◆ **What this task involves**:
Copy all of the records below verbatim.

(Stored entries)
○ ○ ○ ○
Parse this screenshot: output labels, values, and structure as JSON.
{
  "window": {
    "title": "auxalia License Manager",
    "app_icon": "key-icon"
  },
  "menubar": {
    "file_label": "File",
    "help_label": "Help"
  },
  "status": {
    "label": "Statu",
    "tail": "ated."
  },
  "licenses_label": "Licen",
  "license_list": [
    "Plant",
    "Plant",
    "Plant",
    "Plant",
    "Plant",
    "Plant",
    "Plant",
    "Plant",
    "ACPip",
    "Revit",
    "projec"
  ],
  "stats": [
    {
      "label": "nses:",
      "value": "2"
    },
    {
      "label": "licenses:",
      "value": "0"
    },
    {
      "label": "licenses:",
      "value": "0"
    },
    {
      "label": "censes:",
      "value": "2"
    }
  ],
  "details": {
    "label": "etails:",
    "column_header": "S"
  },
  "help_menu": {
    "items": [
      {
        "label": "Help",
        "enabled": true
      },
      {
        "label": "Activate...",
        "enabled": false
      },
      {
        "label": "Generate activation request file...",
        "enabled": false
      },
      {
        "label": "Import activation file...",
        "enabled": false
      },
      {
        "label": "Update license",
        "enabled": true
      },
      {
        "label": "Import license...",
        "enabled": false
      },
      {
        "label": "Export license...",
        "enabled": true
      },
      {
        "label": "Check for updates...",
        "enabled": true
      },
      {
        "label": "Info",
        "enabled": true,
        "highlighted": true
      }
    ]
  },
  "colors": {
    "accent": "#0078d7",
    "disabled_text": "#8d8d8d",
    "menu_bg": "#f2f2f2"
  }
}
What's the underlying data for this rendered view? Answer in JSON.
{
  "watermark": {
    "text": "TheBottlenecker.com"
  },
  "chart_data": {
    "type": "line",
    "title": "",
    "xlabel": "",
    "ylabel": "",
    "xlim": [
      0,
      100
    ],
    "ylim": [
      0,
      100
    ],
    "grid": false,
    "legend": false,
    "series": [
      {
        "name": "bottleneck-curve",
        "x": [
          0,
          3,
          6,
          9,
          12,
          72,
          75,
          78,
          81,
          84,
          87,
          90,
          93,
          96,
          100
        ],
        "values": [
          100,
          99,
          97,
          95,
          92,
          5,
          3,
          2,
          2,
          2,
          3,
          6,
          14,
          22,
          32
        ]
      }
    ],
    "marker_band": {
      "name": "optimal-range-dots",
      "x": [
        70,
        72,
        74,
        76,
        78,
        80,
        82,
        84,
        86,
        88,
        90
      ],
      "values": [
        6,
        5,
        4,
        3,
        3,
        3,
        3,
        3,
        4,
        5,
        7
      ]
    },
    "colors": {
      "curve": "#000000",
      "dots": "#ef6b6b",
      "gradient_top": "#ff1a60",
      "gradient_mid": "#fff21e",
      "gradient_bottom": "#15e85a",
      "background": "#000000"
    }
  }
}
○ ○ ○ ○
◆ **Full solution**:
Parse this screenshot: output labels, values, and structure as JSON.
{
  "window": {
    "title": "auxalia License Manager",
    "app_icon": "key-icon"
  },
  "menubar": {
    "file_label": "File",
    "help_label": "Help"
  },
  "status": {
    "label": "Statu",
    "tail": "ated."
  },
  "licenses_label": "Licen",
  "license_list": [
    "Plant",
    "Plant",
    "Plant",
    "Plant",
    "Plant",
    "Plant",
    "Plant",
    "Plant",
    "ACPip",
    "Revit",
    "projec"
  ],
  "stats": [
    {
      "label": "nses:",
      "value": "2"
    },
    {
      "label": "licenses:",
      "value": "0"
    },
    {
      "label": "licenses:",
      "value": "0"
    },
    {
      "label": "censes:",
      "value": "2"
    }
  ],
  "details": {
    "label": "etails:",
    "column_header": "S"
  },
  "help_menu": {
    "items": [
      {
        "label": "Help",
        "enabled": true
      },
      {
        "label": "Activate...",
        "enabled": false
      },
      {
        "label": "Generate activation request file...",
        "enabled": false
      },
      {
        "label": "Import activation file...",
        "enabled": false
      },
      {
        "label": "Update license",
        "enabled": true
      },
      {
        "label": "Import license...",
        "enabled": false
      },
      {
        "label": "Export license...",
        "enabled": true
      },
      {
        "label": "Check for updates...",
        "enabled": true
      },
      {
        "label": "Info",
        "enabled": true,
        "highlighted": true
      }
    ]
  },
  "colors": {
    "accent": "#0078d7",
    "disabled_text": "#8d8d8d",
    "menu_bg": "#f2f2f2"
  }
}
What's the underlying data for this rendered view? Answer in JSON.
{
  "watermark": {
    "text": "TheBottlenecker.com"
  },
  "chart_data": {
    "type": "line",
    "title": "",
    "xlabel": "",
    "ylabel": "",
    "xlim": [
      0,
      100
    ],
    "ylim": [
      0,
      100
    ],
    "grid": false,
    "legend": false,
    "series": [
      {
        "name": "bottleneck-curve",
        "x": [
          0,
          3,
          6,
          9,
          12,
          72,
          75,
          78,
          81,
          84,
          87,
          90,
          93,
          96,
          100
        ],
        "values": [
          100,
          99,
          97,
          95,
          92,
          5,
          3,
          2,
          2,
          2,
          3,
          6,
          14,
          22,
          32
        ]
      }
    ],
    "marker_band": {
      "name": "optimal-range-dots",
      "x": [
        70,
        72,
        74,
        76,
        78,
        80,
        82,
        84,
        86,
        88,
        90
      ],
      "values": [
        6,
        5,
        4,
        3,
        3,
        3,
        3,
        3,
        4,
        5,
        7
      ]
    },
    "colors": {
      "curve": "#000000",
      "dots": "#ef6b6b",
      "gradient_top": "#ff1a60",
      "gradient_mid": "#fff21e",
      "gradient_bottom": "#15e85a",
      "background": "#000000"
    }
  }
}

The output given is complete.